What is expected> Review the listing and copy each line that holds the word "noise".

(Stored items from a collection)
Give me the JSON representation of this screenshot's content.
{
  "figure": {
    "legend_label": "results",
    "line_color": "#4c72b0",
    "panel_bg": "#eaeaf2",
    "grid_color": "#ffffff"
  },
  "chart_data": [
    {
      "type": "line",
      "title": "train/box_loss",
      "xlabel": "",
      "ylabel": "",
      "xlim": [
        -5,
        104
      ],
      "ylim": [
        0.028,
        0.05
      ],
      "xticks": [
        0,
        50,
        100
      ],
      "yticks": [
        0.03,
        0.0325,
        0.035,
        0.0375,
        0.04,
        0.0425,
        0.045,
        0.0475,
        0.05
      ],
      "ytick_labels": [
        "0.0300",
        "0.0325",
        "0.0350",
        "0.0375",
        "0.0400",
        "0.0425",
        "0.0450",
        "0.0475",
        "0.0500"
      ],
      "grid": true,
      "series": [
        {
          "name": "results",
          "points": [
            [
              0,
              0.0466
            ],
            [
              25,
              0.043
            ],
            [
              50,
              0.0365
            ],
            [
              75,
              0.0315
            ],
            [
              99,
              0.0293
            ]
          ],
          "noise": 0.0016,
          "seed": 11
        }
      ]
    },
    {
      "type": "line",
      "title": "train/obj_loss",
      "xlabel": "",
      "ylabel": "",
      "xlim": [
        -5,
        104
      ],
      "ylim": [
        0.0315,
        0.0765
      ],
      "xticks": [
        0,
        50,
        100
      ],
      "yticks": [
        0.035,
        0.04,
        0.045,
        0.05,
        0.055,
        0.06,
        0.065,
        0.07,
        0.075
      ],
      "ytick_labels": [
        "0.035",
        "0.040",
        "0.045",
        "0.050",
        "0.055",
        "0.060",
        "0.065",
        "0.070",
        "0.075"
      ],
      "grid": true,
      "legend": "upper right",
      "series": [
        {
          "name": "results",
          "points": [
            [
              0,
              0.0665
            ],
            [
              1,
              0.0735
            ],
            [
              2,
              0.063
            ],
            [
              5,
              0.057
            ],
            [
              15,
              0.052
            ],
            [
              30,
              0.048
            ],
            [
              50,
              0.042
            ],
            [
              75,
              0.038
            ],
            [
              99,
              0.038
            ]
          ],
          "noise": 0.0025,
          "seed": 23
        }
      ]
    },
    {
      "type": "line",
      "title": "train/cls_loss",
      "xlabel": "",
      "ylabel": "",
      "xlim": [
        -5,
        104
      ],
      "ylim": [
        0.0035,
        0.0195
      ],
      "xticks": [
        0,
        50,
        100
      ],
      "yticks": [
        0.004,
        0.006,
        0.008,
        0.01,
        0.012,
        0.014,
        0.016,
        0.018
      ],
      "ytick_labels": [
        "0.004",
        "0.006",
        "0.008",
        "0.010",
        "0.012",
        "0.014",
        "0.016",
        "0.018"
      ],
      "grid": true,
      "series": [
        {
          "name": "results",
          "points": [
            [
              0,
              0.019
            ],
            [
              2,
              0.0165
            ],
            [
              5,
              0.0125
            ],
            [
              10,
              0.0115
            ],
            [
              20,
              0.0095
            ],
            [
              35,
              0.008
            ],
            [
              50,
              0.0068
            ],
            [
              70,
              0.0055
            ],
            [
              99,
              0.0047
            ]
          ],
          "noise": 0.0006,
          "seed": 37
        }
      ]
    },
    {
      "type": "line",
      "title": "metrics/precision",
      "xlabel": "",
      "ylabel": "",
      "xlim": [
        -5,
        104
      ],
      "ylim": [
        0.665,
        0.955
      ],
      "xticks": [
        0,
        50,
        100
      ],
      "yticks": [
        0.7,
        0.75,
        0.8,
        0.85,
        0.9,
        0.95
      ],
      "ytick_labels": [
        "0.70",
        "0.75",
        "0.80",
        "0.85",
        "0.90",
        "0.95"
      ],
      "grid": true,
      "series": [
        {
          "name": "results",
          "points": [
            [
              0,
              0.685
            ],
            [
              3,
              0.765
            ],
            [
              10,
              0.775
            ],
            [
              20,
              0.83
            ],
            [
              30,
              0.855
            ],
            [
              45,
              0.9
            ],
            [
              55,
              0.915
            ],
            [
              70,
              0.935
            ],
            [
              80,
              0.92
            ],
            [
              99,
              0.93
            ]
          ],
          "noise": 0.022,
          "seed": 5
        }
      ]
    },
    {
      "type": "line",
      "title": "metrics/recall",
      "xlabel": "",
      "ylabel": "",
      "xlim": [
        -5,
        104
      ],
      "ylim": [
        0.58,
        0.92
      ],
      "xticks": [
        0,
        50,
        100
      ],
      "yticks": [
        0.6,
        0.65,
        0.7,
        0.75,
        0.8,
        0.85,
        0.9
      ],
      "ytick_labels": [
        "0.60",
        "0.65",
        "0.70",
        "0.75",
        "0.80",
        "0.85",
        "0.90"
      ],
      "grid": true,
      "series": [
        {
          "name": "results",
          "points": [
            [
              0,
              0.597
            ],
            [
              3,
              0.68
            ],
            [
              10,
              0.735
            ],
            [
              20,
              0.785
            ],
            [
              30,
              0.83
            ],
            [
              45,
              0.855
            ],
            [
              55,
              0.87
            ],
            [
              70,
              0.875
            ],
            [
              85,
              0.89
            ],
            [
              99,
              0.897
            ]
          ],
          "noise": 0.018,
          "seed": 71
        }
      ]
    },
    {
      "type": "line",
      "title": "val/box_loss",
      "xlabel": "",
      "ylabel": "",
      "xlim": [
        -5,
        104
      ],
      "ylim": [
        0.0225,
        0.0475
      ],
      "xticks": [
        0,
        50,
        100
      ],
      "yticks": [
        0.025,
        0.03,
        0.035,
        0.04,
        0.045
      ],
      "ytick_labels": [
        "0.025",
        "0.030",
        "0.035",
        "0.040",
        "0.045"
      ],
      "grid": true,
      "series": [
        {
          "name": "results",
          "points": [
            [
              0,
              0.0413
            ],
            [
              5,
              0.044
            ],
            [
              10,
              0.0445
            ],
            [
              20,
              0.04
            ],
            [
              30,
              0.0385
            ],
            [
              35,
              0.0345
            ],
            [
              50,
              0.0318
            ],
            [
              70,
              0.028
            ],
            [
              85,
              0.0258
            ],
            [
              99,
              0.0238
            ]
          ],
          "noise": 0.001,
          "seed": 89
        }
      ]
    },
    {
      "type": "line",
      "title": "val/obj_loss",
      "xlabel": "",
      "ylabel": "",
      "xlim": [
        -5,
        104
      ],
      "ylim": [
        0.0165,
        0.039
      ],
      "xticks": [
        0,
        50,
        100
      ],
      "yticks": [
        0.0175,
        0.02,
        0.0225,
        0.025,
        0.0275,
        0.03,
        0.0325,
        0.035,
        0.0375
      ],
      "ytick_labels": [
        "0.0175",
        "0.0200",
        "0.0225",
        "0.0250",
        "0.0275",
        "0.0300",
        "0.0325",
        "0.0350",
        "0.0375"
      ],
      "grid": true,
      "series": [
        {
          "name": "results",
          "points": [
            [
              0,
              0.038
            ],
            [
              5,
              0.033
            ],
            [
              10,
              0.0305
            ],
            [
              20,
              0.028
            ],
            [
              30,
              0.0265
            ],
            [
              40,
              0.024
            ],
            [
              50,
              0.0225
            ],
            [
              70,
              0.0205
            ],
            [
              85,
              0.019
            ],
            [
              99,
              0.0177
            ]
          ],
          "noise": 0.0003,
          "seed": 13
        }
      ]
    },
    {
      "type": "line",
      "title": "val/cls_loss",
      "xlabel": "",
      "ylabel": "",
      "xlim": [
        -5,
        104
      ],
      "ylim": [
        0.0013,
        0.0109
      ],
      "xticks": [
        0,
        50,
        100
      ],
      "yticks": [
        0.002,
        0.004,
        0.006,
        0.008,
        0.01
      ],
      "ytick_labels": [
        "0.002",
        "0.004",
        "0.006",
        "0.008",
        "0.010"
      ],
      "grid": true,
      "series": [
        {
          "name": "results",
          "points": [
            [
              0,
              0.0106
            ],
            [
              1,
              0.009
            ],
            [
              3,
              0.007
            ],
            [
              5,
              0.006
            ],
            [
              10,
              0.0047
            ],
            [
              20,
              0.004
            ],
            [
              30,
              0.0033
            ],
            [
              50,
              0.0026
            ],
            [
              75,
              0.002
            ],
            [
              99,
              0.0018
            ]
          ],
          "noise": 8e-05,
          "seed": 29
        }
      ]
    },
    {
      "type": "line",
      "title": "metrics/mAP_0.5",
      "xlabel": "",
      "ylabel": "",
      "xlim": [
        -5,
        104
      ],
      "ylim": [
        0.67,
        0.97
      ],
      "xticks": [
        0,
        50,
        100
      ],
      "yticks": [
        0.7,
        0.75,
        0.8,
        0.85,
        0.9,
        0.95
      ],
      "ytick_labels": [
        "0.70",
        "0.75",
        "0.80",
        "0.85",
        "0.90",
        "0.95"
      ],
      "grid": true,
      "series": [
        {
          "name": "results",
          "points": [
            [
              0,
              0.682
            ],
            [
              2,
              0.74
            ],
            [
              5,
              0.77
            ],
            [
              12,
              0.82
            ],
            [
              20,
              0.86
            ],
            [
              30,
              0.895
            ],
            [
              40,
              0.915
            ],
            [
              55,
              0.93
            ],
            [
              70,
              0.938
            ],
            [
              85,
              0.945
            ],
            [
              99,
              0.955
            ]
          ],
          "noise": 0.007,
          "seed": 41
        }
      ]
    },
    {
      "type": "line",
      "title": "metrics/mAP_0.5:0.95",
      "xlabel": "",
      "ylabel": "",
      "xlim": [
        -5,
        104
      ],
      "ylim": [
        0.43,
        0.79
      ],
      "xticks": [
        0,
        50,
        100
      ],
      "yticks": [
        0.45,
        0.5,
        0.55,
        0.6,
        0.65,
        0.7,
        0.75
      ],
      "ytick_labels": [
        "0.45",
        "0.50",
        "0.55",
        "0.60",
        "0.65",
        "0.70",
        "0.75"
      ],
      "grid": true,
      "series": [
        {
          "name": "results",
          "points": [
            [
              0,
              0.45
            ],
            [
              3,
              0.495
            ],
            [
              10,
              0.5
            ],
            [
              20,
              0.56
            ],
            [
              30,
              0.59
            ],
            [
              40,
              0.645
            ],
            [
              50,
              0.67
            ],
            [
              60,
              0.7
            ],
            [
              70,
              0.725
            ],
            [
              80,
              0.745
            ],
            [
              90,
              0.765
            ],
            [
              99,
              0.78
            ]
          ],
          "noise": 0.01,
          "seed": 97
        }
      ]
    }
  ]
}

Exercise solution>
          "noise": 0.0016,
          "noise": 0.0025,
          "noise": 0.0006,
          "noise": 0.022,
          "noise": 0.018,
          "noise": 0.001,
          "noise": 0.0003,
          "noise": 8e-05,
          "noise": 0.007,
          "noise": 0.01,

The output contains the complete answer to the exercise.